■ What you have to do: Filter the listing and keep only the lines with the word "mieux".

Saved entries
== == ==

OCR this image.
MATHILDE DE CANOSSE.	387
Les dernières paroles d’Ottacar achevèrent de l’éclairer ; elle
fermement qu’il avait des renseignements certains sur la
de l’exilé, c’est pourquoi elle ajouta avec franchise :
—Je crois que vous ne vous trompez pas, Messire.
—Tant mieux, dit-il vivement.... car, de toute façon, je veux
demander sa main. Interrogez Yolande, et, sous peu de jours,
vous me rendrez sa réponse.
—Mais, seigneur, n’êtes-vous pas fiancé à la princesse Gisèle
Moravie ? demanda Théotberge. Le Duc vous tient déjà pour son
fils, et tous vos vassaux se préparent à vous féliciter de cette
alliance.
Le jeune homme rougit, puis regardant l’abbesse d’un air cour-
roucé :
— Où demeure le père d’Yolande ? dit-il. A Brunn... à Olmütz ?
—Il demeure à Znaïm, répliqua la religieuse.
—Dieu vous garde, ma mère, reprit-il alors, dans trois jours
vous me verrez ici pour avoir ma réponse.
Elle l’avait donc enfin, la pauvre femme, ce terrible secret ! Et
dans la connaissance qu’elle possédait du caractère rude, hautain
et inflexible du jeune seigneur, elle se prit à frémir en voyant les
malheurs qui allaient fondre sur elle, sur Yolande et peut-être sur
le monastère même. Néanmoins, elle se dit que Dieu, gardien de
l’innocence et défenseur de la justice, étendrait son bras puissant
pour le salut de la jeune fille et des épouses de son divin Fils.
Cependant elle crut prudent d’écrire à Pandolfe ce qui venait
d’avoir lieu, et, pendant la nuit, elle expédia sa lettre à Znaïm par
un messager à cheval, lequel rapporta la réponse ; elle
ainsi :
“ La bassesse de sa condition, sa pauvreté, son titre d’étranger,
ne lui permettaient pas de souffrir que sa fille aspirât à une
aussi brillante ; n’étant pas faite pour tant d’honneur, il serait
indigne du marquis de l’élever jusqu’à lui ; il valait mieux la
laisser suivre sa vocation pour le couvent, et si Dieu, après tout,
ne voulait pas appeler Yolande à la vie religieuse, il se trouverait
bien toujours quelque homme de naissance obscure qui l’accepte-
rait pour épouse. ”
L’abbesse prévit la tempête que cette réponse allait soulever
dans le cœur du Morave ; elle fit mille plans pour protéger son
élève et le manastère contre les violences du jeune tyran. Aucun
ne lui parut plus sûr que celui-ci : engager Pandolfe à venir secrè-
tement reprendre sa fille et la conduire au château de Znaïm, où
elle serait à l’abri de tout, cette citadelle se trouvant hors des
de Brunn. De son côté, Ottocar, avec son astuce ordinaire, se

== == ==

■ Task solution:
—Tant mieux, dit-il vivement.... car, de toute façon, je veux
indigne du marquis de l’élever jusqu’à lui ; il valait mieux la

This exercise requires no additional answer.